START EXERCISE DATA
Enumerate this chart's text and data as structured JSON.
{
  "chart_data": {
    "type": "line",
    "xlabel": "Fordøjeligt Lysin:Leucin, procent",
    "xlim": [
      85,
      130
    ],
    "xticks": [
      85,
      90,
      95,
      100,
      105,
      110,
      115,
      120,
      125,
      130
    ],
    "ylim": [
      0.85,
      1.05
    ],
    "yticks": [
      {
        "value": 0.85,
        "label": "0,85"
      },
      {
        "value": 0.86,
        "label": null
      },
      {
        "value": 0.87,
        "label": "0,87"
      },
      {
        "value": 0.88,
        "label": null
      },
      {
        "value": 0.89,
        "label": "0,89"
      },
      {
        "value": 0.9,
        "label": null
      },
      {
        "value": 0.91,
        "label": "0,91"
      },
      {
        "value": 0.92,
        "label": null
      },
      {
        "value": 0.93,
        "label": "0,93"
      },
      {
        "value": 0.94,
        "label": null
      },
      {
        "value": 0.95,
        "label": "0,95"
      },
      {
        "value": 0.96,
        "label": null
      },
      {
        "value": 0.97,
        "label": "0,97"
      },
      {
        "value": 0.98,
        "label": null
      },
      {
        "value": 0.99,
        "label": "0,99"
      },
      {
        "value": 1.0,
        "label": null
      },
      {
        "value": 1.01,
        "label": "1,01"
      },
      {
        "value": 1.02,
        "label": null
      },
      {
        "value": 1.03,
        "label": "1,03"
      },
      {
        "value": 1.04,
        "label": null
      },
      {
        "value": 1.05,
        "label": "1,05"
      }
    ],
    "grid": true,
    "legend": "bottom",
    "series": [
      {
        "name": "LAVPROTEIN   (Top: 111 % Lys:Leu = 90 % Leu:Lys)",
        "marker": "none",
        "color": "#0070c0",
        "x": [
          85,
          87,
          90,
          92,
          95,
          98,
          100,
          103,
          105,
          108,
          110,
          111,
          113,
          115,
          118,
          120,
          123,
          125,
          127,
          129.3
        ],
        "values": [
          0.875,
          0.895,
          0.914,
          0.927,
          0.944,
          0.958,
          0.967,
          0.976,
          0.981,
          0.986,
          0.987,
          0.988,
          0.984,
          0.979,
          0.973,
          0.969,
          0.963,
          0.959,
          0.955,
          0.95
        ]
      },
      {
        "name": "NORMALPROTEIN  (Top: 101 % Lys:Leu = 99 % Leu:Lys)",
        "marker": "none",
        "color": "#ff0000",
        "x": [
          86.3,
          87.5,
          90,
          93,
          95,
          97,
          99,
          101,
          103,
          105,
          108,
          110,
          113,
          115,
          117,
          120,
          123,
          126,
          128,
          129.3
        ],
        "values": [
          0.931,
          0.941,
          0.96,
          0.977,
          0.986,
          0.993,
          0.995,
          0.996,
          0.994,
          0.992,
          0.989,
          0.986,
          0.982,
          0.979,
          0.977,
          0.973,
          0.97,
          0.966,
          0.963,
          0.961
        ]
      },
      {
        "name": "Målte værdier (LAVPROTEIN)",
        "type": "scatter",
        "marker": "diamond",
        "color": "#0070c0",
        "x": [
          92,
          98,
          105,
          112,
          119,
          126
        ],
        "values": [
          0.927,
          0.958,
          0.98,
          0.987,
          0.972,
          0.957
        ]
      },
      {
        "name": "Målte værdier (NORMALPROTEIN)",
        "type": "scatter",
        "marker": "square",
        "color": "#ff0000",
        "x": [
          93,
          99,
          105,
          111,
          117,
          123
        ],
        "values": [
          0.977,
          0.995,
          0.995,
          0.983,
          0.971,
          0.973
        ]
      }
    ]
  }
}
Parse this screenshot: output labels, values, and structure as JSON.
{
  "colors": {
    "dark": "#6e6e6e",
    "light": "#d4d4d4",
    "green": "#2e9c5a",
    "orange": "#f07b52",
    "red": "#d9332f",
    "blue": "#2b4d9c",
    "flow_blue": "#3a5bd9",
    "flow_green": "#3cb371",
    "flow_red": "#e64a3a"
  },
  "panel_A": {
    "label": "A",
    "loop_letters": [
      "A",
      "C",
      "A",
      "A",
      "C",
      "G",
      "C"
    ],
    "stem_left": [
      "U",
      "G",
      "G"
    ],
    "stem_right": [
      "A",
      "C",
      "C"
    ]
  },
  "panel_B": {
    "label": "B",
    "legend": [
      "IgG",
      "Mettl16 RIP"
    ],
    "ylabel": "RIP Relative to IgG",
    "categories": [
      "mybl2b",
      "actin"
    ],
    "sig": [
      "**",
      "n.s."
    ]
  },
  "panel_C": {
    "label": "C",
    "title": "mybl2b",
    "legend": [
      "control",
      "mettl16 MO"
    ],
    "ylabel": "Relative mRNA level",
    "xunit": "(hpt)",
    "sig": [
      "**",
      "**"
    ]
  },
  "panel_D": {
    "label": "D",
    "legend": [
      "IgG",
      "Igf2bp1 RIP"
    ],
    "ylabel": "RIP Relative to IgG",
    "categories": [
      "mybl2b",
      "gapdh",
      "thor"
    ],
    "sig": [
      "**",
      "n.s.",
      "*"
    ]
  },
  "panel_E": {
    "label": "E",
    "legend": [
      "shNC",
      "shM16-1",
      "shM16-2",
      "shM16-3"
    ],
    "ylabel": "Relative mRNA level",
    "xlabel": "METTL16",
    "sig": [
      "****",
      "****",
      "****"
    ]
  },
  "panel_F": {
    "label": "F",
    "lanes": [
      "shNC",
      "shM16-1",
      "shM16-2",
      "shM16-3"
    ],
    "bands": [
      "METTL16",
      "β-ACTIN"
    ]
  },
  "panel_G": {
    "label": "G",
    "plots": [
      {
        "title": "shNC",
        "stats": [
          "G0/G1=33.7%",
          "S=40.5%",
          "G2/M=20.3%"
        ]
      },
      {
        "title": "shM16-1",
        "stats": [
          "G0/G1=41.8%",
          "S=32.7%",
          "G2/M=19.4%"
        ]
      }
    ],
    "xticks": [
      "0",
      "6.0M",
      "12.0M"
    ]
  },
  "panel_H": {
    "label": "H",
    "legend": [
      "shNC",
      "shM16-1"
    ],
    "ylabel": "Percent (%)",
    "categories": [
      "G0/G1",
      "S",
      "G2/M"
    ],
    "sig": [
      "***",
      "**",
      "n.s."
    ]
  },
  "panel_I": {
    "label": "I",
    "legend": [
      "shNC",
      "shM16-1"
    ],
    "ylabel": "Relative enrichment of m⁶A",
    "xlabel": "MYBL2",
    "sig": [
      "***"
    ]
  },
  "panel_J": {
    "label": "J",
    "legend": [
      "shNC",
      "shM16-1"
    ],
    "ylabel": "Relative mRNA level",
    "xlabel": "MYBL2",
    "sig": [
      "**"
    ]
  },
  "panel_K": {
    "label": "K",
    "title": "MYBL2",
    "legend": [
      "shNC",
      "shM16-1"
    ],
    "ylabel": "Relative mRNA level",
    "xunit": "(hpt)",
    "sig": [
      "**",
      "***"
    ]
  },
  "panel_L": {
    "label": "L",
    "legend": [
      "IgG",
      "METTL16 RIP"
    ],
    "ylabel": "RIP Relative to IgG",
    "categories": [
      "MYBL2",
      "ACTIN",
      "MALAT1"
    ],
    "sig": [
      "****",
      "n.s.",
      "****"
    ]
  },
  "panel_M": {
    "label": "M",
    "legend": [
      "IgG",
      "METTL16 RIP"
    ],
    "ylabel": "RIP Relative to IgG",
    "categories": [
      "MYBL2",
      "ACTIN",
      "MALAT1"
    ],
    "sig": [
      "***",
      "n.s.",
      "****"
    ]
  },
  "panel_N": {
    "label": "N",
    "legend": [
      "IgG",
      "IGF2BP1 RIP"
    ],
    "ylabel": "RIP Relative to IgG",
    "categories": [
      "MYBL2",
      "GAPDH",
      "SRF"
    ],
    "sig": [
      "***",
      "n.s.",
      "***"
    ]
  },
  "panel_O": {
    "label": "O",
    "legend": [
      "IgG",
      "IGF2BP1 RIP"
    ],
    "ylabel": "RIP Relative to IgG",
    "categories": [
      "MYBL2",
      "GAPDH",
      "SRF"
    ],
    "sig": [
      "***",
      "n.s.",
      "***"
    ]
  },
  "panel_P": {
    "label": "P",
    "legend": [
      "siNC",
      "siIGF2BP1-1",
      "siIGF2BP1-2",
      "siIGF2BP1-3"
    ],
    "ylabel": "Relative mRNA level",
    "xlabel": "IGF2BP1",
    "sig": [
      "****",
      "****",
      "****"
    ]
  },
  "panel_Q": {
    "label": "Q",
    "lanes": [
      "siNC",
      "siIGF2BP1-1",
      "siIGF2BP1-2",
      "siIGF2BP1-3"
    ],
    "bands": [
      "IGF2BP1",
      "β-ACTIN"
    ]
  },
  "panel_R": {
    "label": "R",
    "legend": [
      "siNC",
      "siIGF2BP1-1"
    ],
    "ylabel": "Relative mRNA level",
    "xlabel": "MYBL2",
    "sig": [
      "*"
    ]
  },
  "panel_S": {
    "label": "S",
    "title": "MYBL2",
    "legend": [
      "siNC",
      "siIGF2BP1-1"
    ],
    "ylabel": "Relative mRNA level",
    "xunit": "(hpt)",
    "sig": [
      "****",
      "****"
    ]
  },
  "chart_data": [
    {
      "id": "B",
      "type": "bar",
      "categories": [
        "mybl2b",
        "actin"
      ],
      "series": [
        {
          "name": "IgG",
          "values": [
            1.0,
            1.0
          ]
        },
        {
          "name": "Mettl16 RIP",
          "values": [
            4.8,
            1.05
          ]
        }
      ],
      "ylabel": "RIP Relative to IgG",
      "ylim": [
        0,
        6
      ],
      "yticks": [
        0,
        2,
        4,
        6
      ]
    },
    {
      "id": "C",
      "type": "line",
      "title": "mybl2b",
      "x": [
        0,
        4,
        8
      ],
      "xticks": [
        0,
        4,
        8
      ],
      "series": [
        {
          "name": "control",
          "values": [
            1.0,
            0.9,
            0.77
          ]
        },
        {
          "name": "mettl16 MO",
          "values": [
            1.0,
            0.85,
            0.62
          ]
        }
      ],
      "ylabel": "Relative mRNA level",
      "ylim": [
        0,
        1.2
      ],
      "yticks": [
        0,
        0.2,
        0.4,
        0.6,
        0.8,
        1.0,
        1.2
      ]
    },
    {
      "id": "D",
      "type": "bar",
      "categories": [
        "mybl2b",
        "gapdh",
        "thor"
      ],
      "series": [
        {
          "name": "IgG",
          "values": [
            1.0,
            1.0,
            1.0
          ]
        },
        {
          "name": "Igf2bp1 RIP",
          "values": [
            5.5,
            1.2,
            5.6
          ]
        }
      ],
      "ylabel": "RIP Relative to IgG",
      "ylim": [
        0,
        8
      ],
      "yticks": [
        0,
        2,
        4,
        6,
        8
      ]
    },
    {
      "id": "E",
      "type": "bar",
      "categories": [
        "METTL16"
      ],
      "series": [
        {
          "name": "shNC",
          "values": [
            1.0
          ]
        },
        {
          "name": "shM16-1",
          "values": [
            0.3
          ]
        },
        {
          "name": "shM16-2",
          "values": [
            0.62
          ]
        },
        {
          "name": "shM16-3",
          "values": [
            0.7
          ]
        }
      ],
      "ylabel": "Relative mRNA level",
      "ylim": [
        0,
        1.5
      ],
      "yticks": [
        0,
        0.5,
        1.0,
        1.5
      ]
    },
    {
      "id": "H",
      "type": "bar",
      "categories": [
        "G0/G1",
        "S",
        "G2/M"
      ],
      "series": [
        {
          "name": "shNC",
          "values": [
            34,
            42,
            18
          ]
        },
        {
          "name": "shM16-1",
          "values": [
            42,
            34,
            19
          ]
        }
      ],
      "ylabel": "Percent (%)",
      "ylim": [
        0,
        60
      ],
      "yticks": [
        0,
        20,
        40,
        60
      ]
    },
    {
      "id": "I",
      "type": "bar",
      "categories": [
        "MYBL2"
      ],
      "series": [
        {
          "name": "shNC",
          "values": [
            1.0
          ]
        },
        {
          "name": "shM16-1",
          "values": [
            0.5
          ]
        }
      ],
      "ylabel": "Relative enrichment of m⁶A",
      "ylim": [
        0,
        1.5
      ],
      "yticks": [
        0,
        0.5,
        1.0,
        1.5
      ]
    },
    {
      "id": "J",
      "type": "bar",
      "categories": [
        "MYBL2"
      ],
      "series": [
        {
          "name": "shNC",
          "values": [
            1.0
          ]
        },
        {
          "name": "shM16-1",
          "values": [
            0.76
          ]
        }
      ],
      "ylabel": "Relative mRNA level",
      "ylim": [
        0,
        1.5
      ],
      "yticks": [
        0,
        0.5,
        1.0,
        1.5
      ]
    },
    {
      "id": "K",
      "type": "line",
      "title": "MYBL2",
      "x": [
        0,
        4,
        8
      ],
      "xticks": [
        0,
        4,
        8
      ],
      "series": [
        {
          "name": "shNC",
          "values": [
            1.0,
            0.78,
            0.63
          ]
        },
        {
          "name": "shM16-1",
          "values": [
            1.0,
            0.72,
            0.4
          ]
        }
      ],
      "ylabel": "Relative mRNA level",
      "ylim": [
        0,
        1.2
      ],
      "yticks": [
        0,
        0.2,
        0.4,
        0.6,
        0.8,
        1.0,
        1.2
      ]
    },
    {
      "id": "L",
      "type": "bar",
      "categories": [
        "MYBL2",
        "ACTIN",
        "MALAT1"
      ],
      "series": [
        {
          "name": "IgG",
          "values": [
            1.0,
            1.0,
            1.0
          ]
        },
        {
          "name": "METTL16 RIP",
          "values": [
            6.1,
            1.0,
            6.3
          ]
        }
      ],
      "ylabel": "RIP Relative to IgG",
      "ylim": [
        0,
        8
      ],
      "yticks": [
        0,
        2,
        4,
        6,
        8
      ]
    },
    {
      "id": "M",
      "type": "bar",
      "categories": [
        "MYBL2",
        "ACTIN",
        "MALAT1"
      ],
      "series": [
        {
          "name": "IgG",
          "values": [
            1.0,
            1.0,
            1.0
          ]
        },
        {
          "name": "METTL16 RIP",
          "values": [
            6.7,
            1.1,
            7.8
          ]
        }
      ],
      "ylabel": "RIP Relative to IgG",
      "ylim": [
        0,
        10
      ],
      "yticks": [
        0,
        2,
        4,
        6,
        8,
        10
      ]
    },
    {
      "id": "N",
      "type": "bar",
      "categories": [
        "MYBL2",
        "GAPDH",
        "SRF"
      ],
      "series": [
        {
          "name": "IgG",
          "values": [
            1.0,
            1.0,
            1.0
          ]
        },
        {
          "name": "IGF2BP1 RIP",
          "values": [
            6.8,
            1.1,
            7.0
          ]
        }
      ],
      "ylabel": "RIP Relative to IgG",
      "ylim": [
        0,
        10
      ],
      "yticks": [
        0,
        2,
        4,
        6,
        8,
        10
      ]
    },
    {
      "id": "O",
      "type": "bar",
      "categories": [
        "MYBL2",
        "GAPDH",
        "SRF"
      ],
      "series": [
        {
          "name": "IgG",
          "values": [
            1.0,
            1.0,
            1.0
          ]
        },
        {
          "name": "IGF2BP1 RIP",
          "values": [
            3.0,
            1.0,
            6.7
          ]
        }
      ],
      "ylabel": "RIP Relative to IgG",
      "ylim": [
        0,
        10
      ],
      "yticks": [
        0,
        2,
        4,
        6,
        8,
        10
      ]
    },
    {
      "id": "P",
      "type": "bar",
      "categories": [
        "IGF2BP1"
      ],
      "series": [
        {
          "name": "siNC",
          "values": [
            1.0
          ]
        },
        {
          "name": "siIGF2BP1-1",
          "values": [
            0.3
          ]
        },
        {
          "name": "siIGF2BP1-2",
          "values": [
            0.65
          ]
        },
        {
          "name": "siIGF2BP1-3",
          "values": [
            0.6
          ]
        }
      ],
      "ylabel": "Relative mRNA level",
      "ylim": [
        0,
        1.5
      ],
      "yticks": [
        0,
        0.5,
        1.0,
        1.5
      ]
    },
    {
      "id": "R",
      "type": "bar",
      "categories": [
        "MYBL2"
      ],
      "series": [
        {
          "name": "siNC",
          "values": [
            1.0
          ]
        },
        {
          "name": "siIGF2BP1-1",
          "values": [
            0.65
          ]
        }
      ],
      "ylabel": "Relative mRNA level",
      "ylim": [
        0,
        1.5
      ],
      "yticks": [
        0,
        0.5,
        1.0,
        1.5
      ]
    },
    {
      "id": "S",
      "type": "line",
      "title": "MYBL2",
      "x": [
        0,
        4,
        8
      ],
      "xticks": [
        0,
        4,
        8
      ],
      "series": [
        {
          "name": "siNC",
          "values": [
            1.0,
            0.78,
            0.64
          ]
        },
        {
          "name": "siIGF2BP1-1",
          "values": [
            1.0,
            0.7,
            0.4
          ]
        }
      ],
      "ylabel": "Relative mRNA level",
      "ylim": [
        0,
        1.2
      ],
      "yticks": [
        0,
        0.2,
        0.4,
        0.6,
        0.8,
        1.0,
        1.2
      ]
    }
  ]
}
END EXERCISE DATA
ASSIGNMENT -
The answer should consist of all lines from the records above that hold the word "this".

OUTPUT OF THE EXERCISE -
Enumerate this chart's text and data as structured JSON.
Parse this screenshot: output labels, values, and structure as JSON.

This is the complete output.